__Task brief__:
Where a line holds "name", copy it.

__Material supplied__:
____________________

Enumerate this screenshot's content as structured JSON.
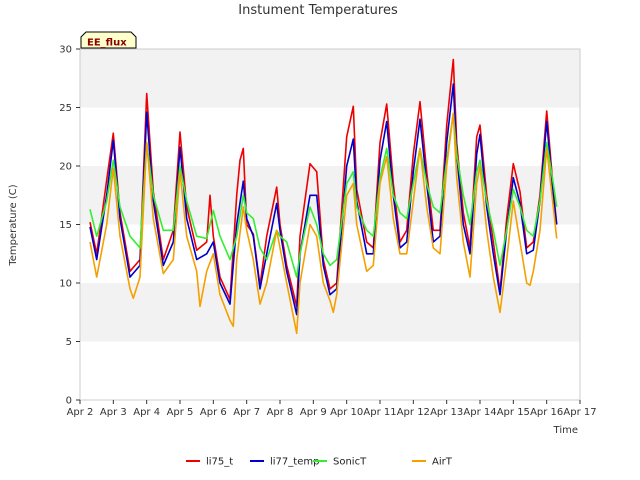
{
  "chart_data": {
    "type": "line",
    "title": "Instument Temperatures",
    "badge": "EE_flux",
    "xlabel": "Time",
    "ylabel": "Temperature (C)",
    "xlim": [
      2,
      17
    ],
    "ylim": [
      0,
      30
    ],
    "x_ticks": [
      {
        "value": 2,
        "label": "Apr 2"
      },
      {
        "value": 3,
        "label": "Apr 3"
      },
      {
        "value": 4,
        "label": "Apr 4"
      },
      {
        "value": 5,
        "label": "Apr 5"
      },
      {
        "value": 6,
        "label": "Apr 6"
      },
      {
        "value": 7,
        "label": "Apr 7"
      },
      {
        "value": 8,
        "label": "Apr 8"
      },
      {
        "value": 9,
        "label": "Apr 9"
      },
      {
        "value": 10,
        "label": "Apr 10"
      },
      {
        "value": 11,
        "label": "Apr 11"
      },
      {
        "value": 12,
        "label": "Apr 12"
      },
      {
        "value": 13,
        "label": "Apr 13"
      },
      {
        "value": 14,
        "label": "Apr 14"
      },
      {
        "value": 15,
        "label": "Apr 15"
      },
      {
        "value": 16,
        "label": "Apr 16"
      },
      {
        "value": 17,
        "label": "Apr 17"
      }
    ],
    "y_ticks": [
      0,
      5,
      10,
      15,
      20,
      25,
      30
    ],
    "grid": "horizontal bands",
    "legend_position": "bottom",
    "series": [
      {
        "name": "li75_t",
        "color": "#ee0000",
        "points": [
          [
            2.3,
            15.2
          ],
          [
            2.5,
            12.5
          ],
          [
            2.8,
            18.8
          ],
          [
            3.0,
            22.8
          ],
          [
            3.2,
            16.0
          ],
          [
            3.5,
            11.0
          ],
          [
            3.8,
            12.0
          ],
          [
            4.0,
            26.2
          ],
          [
            4.2,
            17.8
          ],
          [
            4.5,
            12.0
          ],
          [
            4.8,
            14.5
          ],
          [
            5.0,
            22.9
          ],
          [
            5.2,
            16.5
          ],
          [
            5.5,
            12.8
          ],
          [
            5.8,
            13.5
          ],
          [
            5.9,
            17.5
          ],
          [
            6.0,
            14.0
          ],
          [
            6.2,
            10.5
          ],
          [
            6.5,
            8.6
          ],
          [
            6.7,
            17.5
          ],
          [
            6.8,
            20.5
          ],
          [
            6.9,
            21.5
          ],
          [
            7.0,
            15.0
          ],
          [
            7.2,
            14.2
          ],
          [
            7.4,
            9.8
          ],
          [
            7.6,
            14.0
          ],
          [
            7.9,
            18.2
          ],
          [
            8.0,
            15.0
          ],
          [
            8.2,
            11.5
          ],
          [
            8.5,
            8.0
          ],
          [
            8.6,
            14.0
          ],
          [
            8.9,
            20.2
          ],
          [
            9.1,
            19.5
          ],
          [
            9.3,
            12.0
          ],
          [
            9.5,
            9.5
          ],
          [
            9.7,
            10.0
          ],
          [
            10.0,
            22.5
          ],
          [
            10.2,
            25.1
          ],
          [
            10.3,
            18.0
          ],
          [
            10.6,
            13.5
          ],
          [
            10.8,
            13.0
          ],
          [
            11.0,
            22.0
          ],
          [
            11.2,
            25.3
          ],
          [
            11.4,
            18.5
          ],
          [
            11.6,
            13.5
          ],
          [
            11.8,
            14.5
          ],
          [
            12.0,
            21.0
          ],
          [
            12.2,
            25.5
          ],
          [
            12.4,
            19.5
          ],
          [
            12.6,
            14.5
          ],
          [
            12.8,
            14.5
          ],
          [
            13.0,
            23.5
          ],
          [
            13.2,
            29.1
          ],
          [
            13.3,
            22.0
          ],
          [
            13.5,
            16.0
          ],
          [
            13.7,
            13.0
          ],
          [
            13.9,
            22.5
          ],
          [
            14.0,
            23.5
          ],
          [
            14.2,
            17.5
          ],
          [
            14.4,
            13.5
          ],
          [
            14.6,
            9.3
          ],
          [
            14.8,
            15.5
          ],
          [
            15.0,
            20.2
          ],
          [
            15.2,
            17.8
          ],
          [
            15.4,
            13.0
          ],
          [
            15.6,
            13.5
          ],
          [
            15.8,
            17.5
          ],
          [
            16.0,
            24.7
          ],
          [
            16.2,
            18.0
          ],
          [
            16.3,
            15.0
          ]
        ]
      },
      {
        "name": "li77_temp",
        "color": "#0000cc",
        "points": [
          [
            2.3,
            14.8
          ],
          [
            2.5,
            12.0
          ],
          [
            2.8,
            17.5
          ],
          [
            3.0,
            22.2
          ],
          [
            3.2,
            15.5
          ],
          [
            3.5,
            10.5
          ],
          [
            3.8,
            11.5
          ],
          [
            4.0,
            24.6
          ],
          [
            4.2,
            17.0
          ],
          [
            4.5,
            11.5
          ],
          [
            4.8,
            13.5
          ],
          [
            5.0,
            21.6
          ],
          [
            5.2,
            15.5
          ],
          [
            5.5,
            12.0
          ],
          [
            5.8,
            12.5
          ],
          [
            6.0,
            13.5
          ],
          [
            6.2,
            10.0
          ],
          [
            6.5,
            8.2
          ],
          [
            6.7,
            15.0
          ],
          [
            6.9,
            18.7
          ],
          [
            7.0,
            15.5
          ],
          [
            7.2,
            14.0
          ],
          [
            7.4,
            9.5
          ],
          [
            7.6,
            12.5
          ],
          [
            7.9,
            16.8
          ],
          [
            8.0,
            14.5
          ],
          [
            8.2,
            11.0
          ],
          [
            8.5,
            7.3
          ],
          [
            8.6,
            12.5
          ],
          [
            8.9,
            17.5
          ],
          [
            9.1,
            17.5
          ],
          [
            9.3,
            11.5
          ],
          [
            9.5,
            9.0
          ],
          [
            9.7,
            9.5
          ],
          [
            10.0,
            20.0
          ],
          [
            10.2,
            22.3
          ],
          [
            10.3,
            17.0
          ],
          [
            10.6,
            12.5
          ],
          [
            10.8,
            12.5
          ],
          [
            11.0,
            20.5
          ],
          [
            11.2,
            23.8
          ],
          [
            11.4,
            17.5
          ],
          [
            11.6,
            13.0
          ],
          [
            11.8,
            13.5
          ],
          [
            12.0,
            19.5
          ],
          [
            12.2,
            24.0
          ],
          [
            12.4,
            18.5
          ],
          [
            12.6,
            13.5
          ],
          [
            12.8,
            14.0
          ],
          [
            13.0,
            22.0
          ],
          [
            13.2,
            27.0
          ],
          [
            13.3,
            21.0
          ],
          [
            13.5,
            15.0
          ],
          [
            13.7,
            12.5
          ],
          [
            13.9,
            21.0
          ],
          [
            14.0,
            22.7
          ],
          [
            14.2,
            16.5
          ],
          [
            14.4,
            12.5
          ],
          [
            14.6,
            9.0
          ],
          [
            14.8,
            14.5
          ],
          [
            15.0,
            19.0
          ],
          [
            15.2,
            16.8
          ],
          [
            15.4,
            12.5
          ],
          [
            15.6,
            12.8
          ],
          [
            15.8,
            17.0
          ],
          [
            16.0,
            23.8
          ],
          [
            16.2,
            17.5
          ],
          [
            16.3,
            15.0
          ]
        ]
      },
      {
        "name": "SonicT",
        "color": "#33ee33",
        "points": [
          [
            2.3,
            16.3
          ],
          [
            2.5,
            14.0
          ],
          [
            2.8,
            17.0
          ],
          [
            3.0,
            20.5
          ],
          [
            3.2,
            16.5
          ],
          [
            3.5,
            14.0
          ],
          [
            3.8,
            13.0
          ],
          [
            4.0,
            22.0
          ],
          [
            4.2,
            17.5
          ],
          [
            4.5,
            14.5
          ],
          [
            4.8,
            14.5
          ],
          [
            5.0,
            20.0
          ],
          [
            5.2,
            17.0
          ],
          [
            5.5,
            14.0
          ],
          [
            5.8,
            13.8
          ],
          [
            6.0,
            16.2
          ],
          [
            6.2,
            14.0
          ],
          [
            6.5,
            12.0
          ],
          [
            6.7,
            14.0
          ],
          [
            6.9,
            17.5
          ],
          [
            7.0,
            16.0
          ],
          [
            7.2,
            15.5
          ],
          [
            7.4,
            13.0
          ],
          [
            7.6,
            12.0
          ],
          [
            7.9,
            14.5
          ],
          [
            8.0,
            14.0
          ],
          [
            8.2,
            13.5
          ],
          [
            8.5,
            10.5
          ],
          [
            8.6,
            12.5
          ],
          [
            8.9,
            16.5
          ],
          [
            9.1,
            15.0
          ],
          [
            9.3,
            12.5
          ],
          [
            9.5,
            11.5
          ],
          [
            9.7,
            12.0
          ],
          [
            10.0,
            18.5
          ],
          [
            10.2,
            19.5
          ],
          [
            10.3,
            16.5
          ],
          [
            10.6,
            14.5
          ],
          [
            10.8,
            14.0
          ],
          [
            11.0,
            19.0
          ],
          [
            11.2,
            21.5
          ],
          [
            11.4,
            17.5
          ],
          [
            11.6,
            16.0
          ],
          [
            11.8,
            15.5
          ],
          [
            12.0,
            18.5
          ],
          [
            12.2,
            21.5
          ],
          [
            12.4,
            18.5
          ],
          [
            12.6,
            16.5
          ],
          [
            12.8,
            16.0
          ],
          [
            13.0,
            20.5
          ],
          [
            13.2,
            24.5
          ],
          [
            13.3,
            21.0
          ],
          [
            13.5,
            17.5
          ],
          [
            13.7,
            15.0
          ],
          [
            13.9,
            19.5
          ],
          [
            14.0,
            20.5
          ],
          [
            14.2,
            17.0
          ],
          [
            14.4,
            14.5
          ],
          [
            14.6,
            11.5
          ],
          [
            14.8,
            14.5
          ],
          [
            15.0,
            18.0
          ],
          [
            15.2,
            16.5
          ],
          [
            15.4,
            14.5
          ],
          [
            15.6,
            14.0
          ],
          [
            15.8,
            17.0
          ],
          [
            16.0,
            22.0
          ],
          [
            16.2,
            18.5
          ],
          [
            16.3,
            16.5
          ]
        ]
      },
      {
        "name": "AirT",
        "color": "#f5a000",
        "points": [
          [
            2.3,
            13.5
          ],
          [
            2.5,
            10.5
          ],
          [
            2.8,
            15.0
          ],
          [
            3.0,
            19.8
          ],
          [
            3.2,
            14.0
          ],
          [
            3.5,
            9.5
          ],
          [
            3.6,
            8.7
          ],
          [
            3.8,
            10.5
          ],
          [
            4.0,
            22.0
          ],
          [
            4.2,
            15.5
          ],
          [
            4.5,
            10.8
          ],
          [
            4.8,
            12.0
          ],
          [
            5.0,
            19.5
          ],
          [
            5.2,
            14.0
          ],
          [
            5.5,
            11.0
          ],
          [
            5.6,
            8.0
          ],
          [
            5.8,
            11.0
          ],
          [
            6.0,
            12.5
          ],
          [
            6.2,
            9.0
          ],
          [
            6.5,
            6.8
          ],
          [
            6.6,
            6.3
          ],
          [
            6.7,
            12.0
          ],
          [
            6.9,
            16.5
          ],
          [
            7.0,
            14.5
          ],
          [
            7.2,
            12.0
          ],
          [
            7.4,
            8.2
          ],
          [
            7.6,
            10.0
          ],
          [
            7.9,
            14.5
          ],
          [
            8.0,
            13.0
          ],
          [
            8.2,
            10.0
          ],
          [
            8.5,
            5.7
          ],
          [
            8.6,
            10.0
          ],
          [
            8.9,
            15.0
          ],
          [
            9.1,
            14.0
          ],
          [
            9.3,
            10.0
          ],
          [
            9.5,
            8.5
          ],
          [
            9.6,
            7.5
          ],
          [
            9.7,
            9.0
          ],
          [
            10.0,
            17.5
          ],
          [
            10.2,
            18.5
          ],
          [
            10.3,
            15.0
          ],
          [
            10.6,
            11.0
          ],
          [
            10.8,
            11.5
          ],
          [
            11.0,
            18.5
          ],
          [
            11.2,
            20.8
          ],
          [
            11.4,
            15.5
          ],
          [
            11.6,
            12.5
          ],
          [
            11.8,
            12.5
          ],
          [
            12.0,
            17.0
          ],
          [
            12.2,
            21.5
          ],
          [
            12.4,
            16.5
          ],
          [
            12.6,
            13.0
          ],
          [
            12.8,
            12.5
          ],
          [
            13.0,
            20.0
          ],
          [
            13.2,
            24.5
          ],
          [
            13.3,
            19.0
          ],
          [
            13.5,
            13.5
          ],
          [
            13.7,
            10.5
          ],
          [
            13.9,
            18.5
          ],
          [
            14.0,
            20.0
          ],
          [
            14.2,
            14.5
          ],
          [
            14.4,
            10.5
          ],
          [
            14.6,
            7.5
          ],
          [
            14.8,
            12.0
          ],
          [
            15.0,
            17.0
          ],
          [
            15.2,
            13.5
          ],
          [
            15.4,
            10.0
          ],
          [
            15.5,
            9.8
          ],
          [
            15.6,
            11.0
          ],
          [
            15.8,
            14.5
          ],
          [
            16.0,
            21.5
          ],
          [
            16.2,
            16.5
          ],
          [
            16.3,
            13.8
          ]
        ]
      }
    ]
  }
}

____________________

__Solution to this exercise__:
        "name": "li75_t",
        "name": "li77_temp",
        "name": "SonicT",
        "name": "AirT",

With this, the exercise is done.